### [List of tasks]
a) In the news story on Iowa's psychiatric bed shortage, reproduce the passage from "Eyanson continued to" to "there are 712.", substituting "Medicaid" for "Medicare".
b) Pick up the news story on Iowa's psychiatric bed shortage after its final sentence and continue it.

### [Page extract]
- Opening Delimiter -

HUMBOLDT, Iowa — Christina Weydert said her 61-year-old mother has struggled with schizophrenia since 1994 and was unable to find inpatient care for nearly a month.
“She’s a momma, she’s a daughter, she’s a sister, she’s a grandma," said Weydert. "She’s not just a mental health patient. She’s not just a bed in a facility.”
Weydert said mental health facilities turned her mother away for multiple reasons.
“It’s either she’s too sick. She’s not sick enough. She’s too old or she’s too young. She’s too combative, but not suicidal. I mean any reason that you can possibly think of we were denied," she said.
"We have between 70 to 100 beds available in the state of Iowa for inpatient psychiatric care on any given day,” said Marissa Eyanson, state director of mental health for the Iowa Department of Human Services.
Eyanson continued to explain patients can be turned away for multiple reasons such as gender, age, recent medical history and if the hospital has the capacity to serve the person.
Victor Brycoff, the chief nurse at Humboldt Hospital, told Local 5 the state's mental health system is overwhelmed and competition for available beds is high.
Bycroft said those between 60-64 years old may be refused care because they are too young to get into Medicare.
Meanwhile, the number of Iowa's mental health inpatient beds has decreased over the last five years.
In November 2017, there were 747 staffed beds at Iowa's hospitals and state mental health institutes. As of March 2021, there are 712.
That decrease is due to the change in numbers at Iowa's hospitals.

- Closing Delimiter -

### [Excerpted data]

- Opening Delimiter -

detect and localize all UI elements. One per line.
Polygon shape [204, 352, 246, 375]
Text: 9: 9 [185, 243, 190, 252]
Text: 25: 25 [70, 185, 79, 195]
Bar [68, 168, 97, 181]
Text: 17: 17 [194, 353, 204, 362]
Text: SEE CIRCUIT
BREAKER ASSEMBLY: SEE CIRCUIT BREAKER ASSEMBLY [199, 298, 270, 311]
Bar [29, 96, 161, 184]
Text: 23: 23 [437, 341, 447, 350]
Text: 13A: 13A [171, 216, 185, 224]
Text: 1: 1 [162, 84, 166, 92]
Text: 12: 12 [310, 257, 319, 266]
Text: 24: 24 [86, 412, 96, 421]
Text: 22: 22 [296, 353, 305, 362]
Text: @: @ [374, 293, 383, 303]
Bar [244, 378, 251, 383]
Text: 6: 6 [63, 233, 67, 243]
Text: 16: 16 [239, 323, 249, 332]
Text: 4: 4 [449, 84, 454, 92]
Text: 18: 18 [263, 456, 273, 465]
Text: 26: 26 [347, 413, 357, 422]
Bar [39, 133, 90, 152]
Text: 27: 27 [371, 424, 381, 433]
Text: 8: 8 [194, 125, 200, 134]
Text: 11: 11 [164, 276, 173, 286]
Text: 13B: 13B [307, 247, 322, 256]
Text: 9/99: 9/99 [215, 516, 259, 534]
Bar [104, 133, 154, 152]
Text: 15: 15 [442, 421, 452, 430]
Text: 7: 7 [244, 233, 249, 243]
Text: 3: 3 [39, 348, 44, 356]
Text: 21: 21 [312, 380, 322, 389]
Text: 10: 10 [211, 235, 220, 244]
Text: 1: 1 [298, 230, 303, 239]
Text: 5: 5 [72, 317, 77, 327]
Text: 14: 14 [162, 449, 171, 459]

- Closing Delimiter -

### [Results in order]
a)
Eyanson continued to explain patients can be turned away for multiple reasons such as gender, age, recent medical history and if the hospital has the capacity to serve the person.
Victor Brycoff, the chief nurse at Humboldt Hospital, told Local 5 the state's mental health system is overwhelmed and competition for available beds is high.
Bycroft said those between 60-64 years old may be refused care because they are too young to get into Medicaid.
Meanwhile, the number of Iowa's mental health inpatient beds has decreased over the last five years.
In November 2017, there were 747 staffed beds at Iowa's hospitals and state mental health institutes. As of March 2021, there are 712.

b)
A spokesperson with DHS said not all private hospitals and health systems are required to have inpatient psychiatric beds, but they are required to make sure their patients have access elsewhere.
This is often when a hospital may refer a patient to a completely different hospital.
Iowa has two state-run mental health institutes, one in Cherokee and another in Independence. Documents from DHS show Cherokee has 36 staffed beds and Independence has 60.
Those numbers haven't changed in the last 5 years.
Former Republican Gov. Terry Branstad is widely viewed as the one who dismantled the state's mental health institutes. In 2015. he vetoed a bill that would have kept the Clarida and Mount Pleasant facilities open.
Branstad had said he was moving the state to a modern system that works for all.
Democrats have since pushed for more robust mental health funding in the state. Republicans have slowly pushed for more funding as well, though many Democrats view their efforts as falling short of what's truly needed.
During Gov. Kim Reynolds' Condition of the State address in January, she proposed a $15 million increase in mental health funding this year, and another $15 million for next year.
As Local 5 pieced this story together, Weydert updated us with great news— her mother found a bed in Cedar Rapids.
"It took a doctor that knew somebody, that knew somebody and basically pleaded, 'I know you don't have any beds available now, but when you do please put this woman on your radar. She needs help,'" Weydert said. "It shouldn't have to be like that. It shouldn't take somebody that knows somebody."
Eyanson said there is a tool for hospitals called CareMatch. It's used to search for available inpatient beds. In fact, hospitals are required to use this system.
However, Eyanson said it's inconsistent and needs work done.